What to do - Take the records underneath and set them down exactly.

Data section -
■ ■ ■ ■
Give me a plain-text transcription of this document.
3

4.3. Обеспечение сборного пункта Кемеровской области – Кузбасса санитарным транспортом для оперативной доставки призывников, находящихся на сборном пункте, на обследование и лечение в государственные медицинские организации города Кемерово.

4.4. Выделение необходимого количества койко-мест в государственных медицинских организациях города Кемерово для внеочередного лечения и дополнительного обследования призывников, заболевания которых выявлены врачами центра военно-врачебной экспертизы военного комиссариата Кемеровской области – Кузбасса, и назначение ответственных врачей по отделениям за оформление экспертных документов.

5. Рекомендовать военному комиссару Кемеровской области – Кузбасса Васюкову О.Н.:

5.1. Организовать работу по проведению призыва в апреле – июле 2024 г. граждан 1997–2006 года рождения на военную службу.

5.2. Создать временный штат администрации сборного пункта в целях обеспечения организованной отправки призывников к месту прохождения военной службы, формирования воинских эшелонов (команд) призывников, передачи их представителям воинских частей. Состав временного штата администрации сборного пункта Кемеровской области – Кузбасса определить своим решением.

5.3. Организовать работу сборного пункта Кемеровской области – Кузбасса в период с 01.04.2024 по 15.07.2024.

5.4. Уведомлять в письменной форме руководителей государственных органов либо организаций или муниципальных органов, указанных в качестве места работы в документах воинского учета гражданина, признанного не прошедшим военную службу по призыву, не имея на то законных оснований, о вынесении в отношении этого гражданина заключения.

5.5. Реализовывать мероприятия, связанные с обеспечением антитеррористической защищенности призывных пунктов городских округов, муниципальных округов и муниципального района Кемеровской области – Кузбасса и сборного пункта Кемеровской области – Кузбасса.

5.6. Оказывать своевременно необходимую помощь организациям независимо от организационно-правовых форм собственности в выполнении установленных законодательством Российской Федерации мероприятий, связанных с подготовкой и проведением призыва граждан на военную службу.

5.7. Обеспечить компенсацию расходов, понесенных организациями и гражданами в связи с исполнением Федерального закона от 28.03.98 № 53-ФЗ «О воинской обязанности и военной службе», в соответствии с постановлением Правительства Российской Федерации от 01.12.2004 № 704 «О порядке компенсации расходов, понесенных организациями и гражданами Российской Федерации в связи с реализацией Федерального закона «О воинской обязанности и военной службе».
■ ■ ■ ■
Task result -
Give me a plain-text transcription of this document.
3

4.3. Обеспечение сборного пункта Кемеровской области – Кузбасса санитарным транспортом для оперативной доставки призывников, находящихся на сборном пункте, на обследование и лечение в государственные медицинские организации города Кемерово.

4.4. Выделение необходимого количества койко-мест в государственных медицинских организациях города Кемерово для внеочередного лечения и дополнительного обследования призывников, заболевания которых выявлены врачами центра военно-врачебной экспертизы военного комиссариата Кемеровской области – Кузбасса, и назначение ответственных врачей по отделениям за оформление экспертных документов.

5. Рекомендовать военному комиссару Кемеровской области – Кузбасса Васюкову О.Н.:

5.1. Организовать работу по проведению призыва в апреле – июле 2024 г. граждан 1997–2006 года рождения на военную службу.

5.2. Создать временный штат администрации сборного пункта в целях обеспечения организованной отправки призывников к месту прохождения военной службы, формирования воинских эшелонов (команд) призывников, передачи их представителям воинских частей. Состав временного штата администрации сборного пункта Кемеровской области – Кузбасса определить своим решением.

5.3. Организовать работу сборного пункта Кемеровской области – Кузбасса в период с 01.04.2024 по 15.07.2024.

5.4. Уведомлять в письменной форме руководителей государственных органов либо организаций или муниципальных органов, указанных в качестве места работы в документах воинского учета гражданина, признанного не прошедшим военную службу по призыву, не имея на то законных оснований, о вынесении в отношении этого гражданина заключения.

5.5. Реализовывать мероприятия, связанные с обеспечением антитеррористической защищенности призывных пунктов городских округов, муниципальных округов и муниципального района Кемеровской области – Кузбасса и сборного пункта Кемеровской области – Кузбасса.

5.6. Оказывать своевременно необходимую помощь организациям независимо от организационно-правовых форм собственности в выполнении установленных законодательством Российской Федерации мероприятий, связанных с подготовкой и проведением призыва граждан на военную службу.

5.7. Обеспечить компенсацию расходов, понесенных организациями и гражданами в связи с исполнением Федерального закона от 28.03.98 № 53-ФЗ «О воинской обязанности и военной службе», в соответствии с постановлением Правительства Российской Федерации от 01.12.2004 № 704 «О порядке компенсации расходов, понесенных организациями и гражданами Российской Федерации в связи с реализацией Федерального закона «О воинской обязанности и военной службе».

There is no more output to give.